Stored records:
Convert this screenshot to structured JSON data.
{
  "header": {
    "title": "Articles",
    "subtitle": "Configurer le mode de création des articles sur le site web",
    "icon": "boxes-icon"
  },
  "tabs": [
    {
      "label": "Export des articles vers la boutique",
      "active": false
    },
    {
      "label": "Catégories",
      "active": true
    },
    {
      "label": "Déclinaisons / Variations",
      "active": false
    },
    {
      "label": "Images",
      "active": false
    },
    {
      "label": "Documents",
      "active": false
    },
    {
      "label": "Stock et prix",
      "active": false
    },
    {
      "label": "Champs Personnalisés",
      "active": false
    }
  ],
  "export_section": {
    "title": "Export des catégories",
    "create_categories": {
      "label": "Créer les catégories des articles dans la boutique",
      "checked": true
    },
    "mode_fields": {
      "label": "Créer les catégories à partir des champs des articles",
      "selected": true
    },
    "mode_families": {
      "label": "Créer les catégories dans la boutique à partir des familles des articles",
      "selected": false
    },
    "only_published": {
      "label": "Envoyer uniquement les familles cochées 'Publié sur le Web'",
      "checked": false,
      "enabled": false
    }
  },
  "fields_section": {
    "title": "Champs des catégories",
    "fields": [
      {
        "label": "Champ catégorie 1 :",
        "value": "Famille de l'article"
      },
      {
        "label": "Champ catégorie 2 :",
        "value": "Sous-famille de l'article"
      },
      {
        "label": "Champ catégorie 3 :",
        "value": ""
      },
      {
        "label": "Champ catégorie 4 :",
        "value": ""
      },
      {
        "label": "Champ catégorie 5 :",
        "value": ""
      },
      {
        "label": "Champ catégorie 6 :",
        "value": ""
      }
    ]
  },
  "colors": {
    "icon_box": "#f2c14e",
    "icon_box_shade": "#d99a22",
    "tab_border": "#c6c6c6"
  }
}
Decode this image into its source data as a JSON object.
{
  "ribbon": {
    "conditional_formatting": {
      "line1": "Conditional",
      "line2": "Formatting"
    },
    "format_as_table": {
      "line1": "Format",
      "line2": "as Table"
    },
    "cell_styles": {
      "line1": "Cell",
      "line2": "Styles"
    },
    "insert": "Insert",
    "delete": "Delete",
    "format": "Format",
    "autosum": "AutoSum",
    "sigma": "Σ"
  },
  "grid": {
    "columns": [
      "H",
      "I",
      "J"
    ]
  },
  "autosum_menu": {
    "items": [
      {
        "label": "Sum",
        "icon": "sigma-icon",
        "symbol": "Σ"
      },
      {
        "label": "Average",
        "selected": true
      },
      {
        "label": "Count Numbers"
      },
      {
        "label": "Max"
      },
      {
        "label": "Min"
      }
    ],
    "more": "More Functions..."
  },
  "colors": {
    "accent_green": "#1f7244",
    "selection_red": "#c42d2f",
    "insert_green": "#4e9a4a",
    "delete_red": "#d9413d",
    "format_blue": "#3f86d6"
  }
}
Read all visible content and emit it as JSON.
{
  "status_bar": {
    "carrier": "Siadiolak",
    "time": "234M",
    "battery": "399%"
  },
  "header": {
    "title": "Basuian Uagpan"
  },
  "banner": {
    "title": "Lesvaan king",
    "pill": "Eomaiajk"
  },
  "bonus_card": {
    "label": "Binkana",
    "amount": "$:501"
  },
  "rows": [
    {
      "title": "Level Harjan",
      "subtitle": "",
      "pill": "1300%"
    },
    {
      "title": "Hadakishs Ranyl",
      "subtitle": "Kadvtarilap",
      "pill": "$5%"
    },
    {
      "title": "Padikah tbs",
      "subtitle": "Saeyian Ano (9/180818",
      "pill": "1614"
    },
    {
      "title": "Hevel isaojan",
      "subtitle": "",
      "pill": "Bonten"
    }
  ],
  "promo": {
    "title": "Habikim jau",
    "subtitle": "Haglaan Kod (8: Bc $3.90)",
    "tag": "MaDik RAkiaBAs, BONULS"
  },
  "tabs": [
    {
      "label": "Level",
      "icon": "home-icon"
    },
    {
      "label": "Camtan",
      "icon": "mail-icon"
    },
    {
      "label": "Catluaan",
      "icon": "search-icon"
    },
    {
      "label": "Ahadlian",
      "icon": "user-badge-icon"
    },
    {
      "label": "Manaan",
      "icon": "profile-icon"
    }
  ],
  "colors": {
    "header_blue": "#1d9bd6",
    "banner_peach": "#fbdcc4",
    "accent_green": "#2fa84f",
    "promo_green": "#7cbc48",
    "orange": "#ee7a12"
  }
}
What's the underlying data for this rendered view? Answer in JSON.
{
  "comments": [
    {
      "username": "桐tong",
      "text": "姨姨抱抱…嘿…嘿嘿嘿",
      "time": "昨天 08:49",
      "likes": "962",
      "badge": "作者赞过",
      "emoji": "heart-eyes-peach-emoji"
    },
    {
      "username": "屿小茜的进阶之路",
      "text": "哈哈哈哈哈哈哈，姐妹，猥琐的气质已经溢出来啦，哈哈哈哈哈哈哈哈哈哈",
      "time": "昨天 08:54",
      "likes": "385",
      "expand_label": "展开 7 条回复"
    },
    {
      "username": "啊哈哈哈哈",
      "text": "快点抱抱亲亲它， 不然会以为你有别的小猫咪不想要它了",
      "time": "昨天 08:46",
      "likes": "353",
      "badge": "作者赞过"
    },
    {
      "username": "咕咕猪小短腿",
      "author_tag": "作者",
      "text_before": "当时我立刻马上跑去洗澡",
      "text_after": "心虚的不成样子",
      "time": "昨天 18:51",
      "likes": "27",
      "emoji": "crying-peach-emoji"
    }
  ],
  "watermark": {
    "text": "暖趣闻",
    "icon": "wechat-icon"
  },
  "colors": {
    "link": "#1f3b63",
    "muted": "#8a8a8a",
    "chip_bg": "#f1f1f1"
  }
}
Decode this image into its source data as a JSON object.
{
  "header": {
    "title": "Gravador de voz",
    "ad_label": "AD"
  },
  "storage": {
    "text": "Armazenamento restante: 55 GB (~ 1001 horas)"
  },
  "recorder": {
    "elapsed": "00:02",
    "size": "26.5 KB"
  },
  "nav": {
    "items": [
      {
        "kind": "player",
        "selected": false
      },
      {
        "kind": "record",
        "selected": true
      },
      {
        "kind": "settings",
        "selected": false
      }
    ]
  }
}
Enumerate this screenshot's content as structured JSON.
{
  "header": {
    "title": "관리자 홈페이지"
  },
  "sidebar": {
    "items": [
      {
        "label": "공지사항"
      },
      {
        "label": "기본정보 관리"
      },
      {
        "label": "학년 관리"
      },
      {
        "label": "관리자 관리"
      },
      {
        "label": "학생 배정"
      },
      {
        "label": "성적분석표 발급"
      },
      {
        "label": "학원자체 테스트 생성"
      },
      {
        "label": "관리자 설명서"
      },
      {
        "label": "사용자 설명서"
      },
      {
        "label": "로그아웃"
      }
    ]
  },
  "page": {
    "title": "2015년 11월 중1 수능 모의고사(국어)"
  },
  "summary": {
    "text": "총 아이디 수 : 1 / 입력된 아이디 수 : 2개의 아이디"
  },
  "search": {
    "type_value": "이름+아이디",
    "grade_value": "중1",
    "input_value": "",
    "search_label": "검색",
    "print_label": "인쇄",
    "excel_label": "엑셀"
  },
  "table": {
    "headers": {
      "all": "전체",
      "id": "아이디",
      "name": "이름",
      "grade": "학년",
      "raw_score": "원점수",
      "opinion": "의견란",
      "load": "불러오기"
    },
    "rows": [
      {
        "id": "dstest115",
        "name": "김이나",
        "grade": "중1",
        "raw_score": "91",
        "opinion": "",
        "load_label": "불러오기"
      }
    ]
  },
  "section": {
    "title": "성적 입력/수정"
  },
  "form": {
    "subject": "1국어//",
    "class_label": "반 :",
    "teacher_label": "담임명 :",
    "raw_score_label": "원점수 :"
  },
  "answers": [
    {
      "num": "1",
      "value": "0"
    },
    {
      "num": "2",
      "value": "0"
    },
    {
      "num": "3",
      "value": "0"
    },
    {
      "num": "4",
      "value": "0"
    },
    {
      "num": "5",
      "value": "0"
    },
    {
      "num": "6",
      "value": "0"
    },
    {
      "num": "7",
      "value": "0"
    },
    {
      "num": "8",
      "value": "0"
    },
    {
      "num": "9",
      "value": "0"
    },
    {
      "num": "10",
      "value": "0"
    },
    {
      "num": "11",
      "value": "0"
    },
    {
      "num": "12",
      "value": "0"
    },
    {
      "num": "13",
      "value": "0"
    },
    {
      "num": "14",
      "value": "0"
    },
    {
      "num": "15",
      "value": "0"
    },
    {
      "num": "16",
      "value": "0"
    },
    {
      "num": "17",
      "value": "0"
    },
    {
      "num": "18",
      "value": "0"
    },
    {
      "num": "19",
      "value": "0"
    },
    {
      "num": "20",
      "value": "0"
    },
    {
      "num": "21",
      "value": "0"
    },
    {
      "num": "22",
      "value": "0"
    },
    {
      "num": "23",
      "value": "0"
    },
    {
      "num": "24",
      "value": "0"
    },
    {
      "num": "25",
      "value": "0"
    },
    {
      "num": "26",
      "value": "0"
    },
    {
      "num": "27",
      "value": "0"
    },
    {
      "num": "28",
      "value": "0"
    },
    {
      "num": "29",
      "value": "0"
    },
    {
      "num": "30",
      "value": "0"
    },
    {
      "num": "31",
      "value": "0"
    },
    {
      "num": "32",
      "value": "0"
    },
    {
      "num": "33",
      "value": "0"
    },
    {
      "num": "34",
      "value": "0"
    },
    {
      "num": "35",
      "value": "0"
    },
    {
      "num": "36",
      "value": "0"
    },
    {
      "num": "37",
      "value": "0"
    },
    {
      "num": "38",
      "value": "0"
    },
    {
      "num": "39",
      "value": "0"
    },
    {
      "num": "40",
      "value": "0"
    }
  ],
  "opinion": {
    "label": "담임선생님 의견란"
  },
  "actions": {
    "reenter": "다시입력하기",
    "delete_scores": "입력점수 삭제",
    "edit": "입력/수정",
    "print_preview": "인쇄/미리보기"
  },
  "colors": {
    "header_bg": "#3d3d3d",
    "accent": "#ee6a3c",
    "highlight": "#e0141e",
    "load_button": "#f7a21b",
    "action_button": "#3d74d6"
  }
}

## Written problem:
Every line in the data above that contains "likes" needs to be copied.

## Answer to the problem:
      "likes": "962",
      "likes": "385",
      "likes": "353",
      "likes": "27",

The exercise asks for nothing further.